Set exercise: Reproduce the line that contains "Enumerate this screenshot's" and every line after it through the end of the records, exactly, with nothing added.
-- begin Dataset records --
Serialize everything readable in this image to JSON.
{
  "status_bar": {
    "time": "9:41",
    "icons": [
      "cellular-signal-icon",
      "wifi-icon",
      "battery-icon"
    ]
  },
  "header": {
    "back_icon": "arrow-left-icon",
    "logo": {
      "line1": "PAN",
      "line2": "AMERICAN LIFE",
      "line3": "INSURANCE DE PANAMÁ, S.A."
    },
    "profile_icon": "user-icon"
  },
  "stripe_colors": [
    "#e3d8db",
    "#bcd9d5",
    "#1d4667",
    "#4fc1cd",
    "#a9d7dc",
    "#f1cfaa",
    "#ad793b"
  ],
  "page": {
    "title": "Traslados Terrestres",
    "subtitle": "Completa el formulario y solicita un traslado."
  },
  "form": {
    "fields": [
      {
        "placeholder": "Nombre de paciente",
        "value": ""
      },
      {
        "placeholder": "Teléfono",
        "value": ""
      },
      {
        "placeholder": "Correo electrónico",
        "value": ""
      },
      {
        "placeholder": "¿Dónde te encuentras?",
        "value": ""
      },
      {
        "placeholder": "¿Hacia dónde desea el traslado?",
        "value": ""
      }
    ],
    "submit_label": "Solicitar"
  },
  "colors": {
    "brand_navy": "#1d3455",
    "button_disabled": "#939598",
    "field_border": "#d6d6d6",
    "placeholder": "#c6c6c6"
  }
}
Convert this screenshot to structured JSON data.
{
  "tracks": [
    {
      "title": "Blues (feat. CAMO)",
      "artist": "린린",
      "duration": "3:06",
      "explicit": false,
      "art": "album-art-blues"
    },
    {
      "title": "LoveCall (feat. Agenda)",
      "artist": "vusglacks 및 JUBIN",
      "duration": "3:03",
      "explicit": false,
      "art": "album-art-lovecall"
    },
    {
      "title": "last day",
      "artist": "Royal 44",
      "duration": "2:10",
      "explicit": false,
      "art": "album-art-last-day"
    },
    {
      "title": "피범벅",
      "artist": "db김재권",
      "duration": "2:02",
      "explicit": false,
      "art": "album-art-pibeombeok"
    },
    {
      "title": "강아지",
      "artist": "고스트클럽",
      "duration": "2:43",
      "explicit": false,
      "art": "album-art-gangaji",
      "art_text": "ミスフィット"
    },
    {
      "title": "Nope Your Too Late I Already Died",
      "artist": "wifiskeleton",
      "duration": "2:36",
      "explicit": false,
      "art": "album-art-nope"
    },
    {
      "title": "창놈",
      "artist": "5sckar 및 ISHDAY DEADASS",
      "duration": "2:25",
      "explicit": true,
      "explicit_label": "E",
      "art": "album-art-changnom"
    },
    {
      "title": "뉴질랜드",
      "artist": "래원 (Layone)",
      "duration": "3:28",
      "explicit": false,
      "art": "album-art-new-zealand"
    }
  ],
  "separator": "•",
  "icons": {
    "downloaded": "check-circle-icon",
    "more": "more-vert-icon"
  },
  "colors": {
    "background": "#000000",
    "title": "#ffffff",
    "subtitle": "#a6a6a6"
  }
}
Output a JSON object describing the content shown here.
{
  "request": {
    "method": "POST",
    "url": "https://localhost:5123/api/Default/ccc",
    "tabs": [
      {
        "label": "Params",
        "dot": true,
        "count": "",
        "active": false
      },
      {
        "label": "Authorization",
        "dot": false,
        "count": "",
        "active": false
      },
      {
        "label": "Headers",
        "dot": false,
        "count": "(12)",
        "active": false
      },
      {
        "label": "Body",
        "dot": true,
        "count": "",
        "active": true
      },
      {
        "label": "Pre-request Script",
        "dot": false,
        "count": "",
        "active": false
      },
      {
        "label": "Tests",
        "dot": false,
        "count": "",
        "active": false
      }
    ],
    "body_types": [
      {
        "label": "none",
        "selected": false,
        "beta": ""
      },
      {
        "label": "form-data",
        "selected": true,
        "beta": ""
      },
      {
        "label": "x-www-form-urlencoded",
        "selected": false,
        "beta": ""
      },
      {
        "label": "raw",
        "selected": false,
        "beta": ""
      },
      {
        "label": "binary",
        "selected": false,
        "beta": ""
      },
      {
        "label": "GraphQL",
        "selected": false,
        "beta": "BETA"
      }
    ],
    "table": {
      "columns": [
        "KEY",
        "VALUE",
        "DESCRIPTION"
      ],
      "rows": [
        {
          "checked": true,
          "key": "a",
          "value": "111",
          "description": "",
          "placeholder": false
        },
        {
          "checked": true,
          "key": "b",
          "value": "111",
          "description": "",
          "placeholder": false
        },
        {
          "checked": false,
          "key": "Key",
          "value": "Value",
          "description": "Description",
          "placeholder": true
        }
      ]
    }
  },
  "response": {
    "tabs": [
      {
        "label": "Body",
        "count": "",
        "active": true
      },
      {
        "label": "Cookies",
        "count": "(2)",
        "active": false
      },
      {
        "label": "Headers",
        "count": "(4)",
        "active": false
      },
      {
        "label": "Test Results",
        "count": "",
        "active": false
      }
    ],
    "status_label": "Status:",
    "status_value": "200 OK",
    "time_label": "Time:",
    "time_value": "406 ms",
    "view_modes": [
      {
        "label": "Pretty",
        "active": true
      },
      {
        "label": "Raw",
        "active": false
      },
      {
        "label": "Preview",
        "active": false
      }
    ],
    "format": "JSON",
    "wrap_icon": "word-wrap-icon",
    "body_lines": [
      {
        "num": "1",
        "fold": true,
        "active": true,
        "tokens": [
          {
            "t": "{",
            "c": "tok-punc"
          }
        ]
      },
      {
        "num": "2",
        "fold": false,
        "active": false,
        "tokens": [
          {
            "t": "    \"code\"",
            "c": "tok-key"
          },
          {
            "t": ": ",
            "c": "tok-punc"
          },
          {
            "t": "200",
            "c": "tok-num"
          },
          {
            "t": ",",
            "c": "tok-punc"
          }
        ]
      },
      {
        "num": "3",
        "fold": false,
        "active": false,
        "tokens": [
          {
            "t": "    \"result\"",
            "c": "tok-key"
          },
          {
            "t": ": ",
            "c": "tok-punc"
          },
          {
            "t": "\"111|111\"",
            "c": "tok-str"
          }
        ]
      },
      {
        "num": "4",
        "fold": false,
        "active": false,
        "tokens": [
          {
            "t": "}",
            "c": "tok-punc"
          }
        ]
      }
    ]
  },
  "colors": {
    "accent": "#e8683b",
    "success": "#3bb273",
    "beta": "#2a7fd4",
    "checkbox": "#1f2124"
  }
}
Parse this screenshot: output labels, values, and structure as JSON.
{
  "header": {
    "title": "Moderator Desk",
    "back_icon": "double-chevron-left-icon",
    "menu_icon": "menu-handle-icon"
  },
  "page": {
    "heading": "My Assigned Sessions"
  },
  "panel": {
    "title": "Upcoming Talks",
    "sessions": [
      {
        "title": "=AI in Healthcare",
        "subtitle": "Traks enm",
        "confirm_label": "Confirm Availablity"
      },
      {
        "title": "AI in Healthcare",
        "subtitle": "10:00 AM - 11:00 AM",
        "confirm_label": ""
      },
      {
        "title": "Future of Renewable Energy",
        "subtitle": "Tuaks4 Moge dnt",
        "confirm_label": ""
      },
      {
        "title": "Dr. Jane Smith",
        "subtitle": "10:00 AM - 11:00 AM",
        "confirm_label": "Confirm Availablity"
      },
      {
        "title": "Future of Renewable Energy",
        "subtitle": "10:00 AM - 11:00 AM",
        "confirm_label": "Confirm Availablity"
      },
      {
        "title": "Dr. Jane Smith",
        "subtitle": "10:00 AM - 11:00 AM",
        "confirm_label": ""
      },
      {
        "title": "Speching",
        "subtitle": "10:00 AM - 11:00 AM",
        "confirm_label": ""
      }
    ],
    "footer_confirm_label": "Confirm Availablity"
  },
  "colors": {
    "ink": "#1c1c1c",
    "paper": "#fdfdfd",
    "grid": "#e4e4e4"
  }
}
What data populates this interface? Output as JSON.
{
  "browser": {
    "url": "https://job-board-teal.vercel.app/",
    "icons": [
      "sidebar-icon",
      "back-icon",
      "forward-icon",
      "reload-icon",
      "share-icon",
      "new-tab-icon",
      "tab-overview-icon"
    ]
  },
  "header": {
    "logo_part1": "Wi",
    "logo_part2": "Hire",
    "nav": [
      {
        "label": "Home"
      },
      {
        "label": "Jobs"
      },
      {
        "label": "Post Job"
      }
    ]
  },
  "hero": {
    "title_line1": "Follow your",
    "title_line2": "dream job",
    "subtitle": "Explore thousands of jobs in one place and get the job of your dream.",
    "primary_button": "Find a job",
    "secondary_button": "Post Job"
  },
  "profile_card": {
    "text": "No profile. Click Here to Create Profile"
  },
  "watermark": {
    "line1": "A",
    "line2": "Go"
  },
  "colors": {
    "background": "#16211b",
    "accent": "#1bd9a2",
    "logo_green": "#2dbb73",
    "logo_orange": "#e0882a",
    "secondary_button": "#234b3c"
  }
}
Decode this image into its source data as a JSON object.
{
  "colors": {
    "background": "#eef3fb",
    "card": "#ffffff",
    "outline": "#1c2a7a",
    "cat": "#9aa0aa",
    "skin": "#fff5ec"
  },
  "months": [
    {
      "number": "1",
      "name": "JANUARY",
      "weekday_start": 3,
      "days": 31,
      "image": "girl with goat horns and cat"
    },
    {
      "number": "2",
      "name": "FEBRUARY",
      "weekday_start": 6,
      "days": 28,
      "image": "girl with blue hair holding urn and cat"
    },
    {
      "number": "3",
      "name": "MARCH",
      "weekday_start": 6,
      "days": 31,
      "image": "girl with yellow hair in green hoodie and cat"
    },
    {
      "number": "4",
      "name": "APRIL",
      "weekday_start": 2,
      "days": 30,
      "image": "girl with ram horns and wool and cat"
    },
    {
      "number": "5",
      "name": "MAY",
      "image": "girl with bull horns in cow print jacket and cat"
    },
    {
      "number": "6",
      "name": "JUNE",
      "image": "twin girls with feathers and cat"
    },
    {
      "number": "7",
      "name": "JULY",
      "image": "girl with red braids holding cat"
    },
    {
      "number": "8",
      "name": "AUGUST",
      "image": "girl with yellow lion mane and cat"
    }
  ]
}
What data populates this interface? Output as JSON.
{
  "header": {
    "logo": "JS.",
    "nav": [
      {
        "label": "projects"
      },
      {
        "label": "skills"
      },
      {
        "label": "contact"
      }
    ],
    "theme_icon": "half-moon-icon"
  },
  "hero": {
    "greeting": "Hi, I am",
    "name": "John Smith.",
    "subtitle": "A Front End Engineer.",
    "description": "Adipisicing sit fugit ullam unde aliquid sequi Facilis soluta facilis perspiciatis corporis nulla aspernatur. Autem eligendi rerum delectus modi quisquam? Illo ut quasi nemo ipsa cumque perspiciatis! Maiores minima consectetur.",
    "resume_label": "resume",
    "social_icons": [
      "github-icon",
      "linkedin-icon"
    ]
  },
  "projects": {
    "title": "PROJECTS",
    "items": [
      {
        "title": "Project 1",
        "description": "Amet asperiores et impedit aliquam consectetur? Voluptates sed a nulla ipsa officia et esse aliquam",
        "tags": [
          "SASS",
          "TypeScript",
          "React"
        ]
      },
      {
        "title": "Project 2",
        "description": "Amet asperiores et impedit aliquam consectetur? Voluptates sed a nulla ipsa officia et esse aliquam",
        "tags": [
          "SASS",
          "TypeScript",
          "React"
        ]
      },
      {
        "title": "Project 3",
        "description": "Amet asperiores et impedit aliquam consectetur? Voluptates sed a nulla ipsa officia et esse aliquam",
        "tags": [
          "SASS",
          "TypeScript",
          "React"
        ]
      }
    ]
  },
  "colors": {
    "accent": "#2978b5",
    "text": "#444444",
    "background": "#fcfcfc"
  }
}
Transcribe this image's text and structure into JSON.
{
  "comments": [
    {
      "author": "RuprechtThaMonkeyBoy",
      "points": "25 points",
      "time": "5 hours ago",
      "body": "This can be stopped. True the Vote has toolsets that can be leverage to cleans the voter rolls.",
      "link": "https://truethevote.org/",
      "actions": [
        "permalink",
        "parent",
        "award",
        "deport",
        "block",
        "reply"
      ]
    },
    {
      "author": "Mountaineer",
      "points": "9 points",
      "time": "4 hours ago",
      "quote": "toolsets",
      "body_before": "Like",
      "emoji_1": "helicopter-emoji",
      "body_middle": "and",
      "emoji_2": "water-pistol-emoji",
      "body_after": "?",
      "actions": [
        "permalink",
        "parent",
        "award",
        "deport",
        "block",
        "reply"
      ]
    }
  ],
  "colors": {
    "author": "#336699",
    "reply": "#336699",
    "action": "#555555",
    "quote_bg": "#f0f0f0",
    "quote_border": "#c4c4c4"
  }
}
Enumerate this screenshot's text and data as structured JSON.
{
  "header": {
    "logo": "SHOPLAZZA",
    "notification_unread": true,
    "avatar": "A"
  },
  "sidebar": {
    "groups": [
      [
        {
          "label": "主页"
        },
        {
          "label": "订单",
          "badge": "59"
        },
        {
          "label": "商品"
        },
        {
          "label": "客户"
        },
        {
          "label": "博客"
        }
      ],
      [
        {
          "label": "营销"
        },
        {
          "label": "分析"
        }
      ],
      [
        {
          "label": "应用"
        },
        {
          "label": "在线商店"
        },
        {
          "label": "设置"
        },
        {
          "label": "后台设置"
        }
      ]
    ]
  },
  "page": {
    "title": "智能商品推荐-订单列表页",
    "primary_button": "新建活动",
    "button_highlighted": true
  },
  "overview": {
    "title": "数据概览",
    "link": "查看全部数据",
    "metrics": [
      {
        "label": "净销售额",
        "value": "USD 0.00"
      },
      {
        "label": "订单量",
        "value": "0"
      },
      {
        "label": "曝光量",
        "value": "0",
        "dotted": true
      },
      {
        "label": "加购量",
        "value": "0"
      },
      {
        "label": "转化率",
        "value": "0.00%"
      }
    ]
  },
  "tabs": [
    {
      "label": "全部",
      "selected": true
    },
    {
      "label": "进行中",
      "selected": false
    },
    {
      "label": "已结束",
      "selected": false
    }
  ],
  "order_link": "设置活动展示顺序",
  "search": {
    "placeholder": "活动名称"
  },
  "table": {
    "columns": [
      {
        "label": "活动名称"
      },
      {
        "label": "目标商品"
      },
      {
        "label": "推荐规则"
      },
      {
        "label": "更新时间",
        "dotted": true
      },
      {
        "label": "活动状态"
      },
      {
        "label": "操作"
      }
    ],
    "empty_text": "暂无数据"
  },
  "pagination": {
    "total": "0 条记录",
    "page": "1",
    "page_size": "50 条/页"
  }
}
-- end Dataset records --
Answer in full:
Enumerate this screenshot's text and data as structured JSON.
{
  "header": {
    "logo": "SHOPLAZZA",
    "notification_unread": true,
    "avatar": "A"
  },
  "sidebar": {
    "groups": [
      [
        {
          "label": "主页"
        },
        {
          "label": "订单",
          "badge": "59"
        },
        {
          "label": "商品"
        },
        {
          "label": "客户"
        },
        {
          "label": "博客"
        }
      ],
      [
        {
          "label": "营销"
        },
        {
          "label": "分析"
        }
      ],
      [
        {
          "label": "应用"
        },
        {
          "label": "在线商店"
        },
        {
          "label": "设置"
        },
        {
          "label": "后台设置"
        }
      ]
    ]
  },
  "page": {
    "title": "智能商品推荐-订单列表页",
    "primary_button": "新建活动",
    "button_highlighted": true
  },
  "overview": {
    "title": "数据概览",
    "link": "查看全部数据",
    "metrics": [
      {
        "label": "净销售额",
        "value": "USD 0.00"
      },
      {
        "label": "订单量",
        "value": "0"
      },
      {
        "label": "曝光量",
        "value": "0",
        "dotted": true
      },
      {
        "label": "加购量",
        "value": "0"
      },
      {
        "label": "转化率",
        "value": "0.00%"
      }
    ]
  },
  "tabs": [
    {
      "label": "全部",
      "selected": true
    },
    {
      "label": "进行中",
      "selected": false
    },
    {
      "label": "已结束",
      "selected": false
    }
  ],
  "order_link": "设置活动展示顺序",
  "search": {
    "placeholder": "活动名称"
  },
  "table": {
    "columns": [
      {
        "label": "活动名称"
      },
      {
        "label": "目标商品"
      },
      {
        "label": "推荐规则"
      },
      {
        "label": "更新时间",
        "dotted": true
      },
      {
        "label": "活动状态"
      },
      {
        "label": "操作"
      }
    ],
    "empty_text": "暂无数据"
  },
  "pagination": {
    "total": "0 条记录",
    "page": "1",
    "page_size": "50 条/页"
  }
}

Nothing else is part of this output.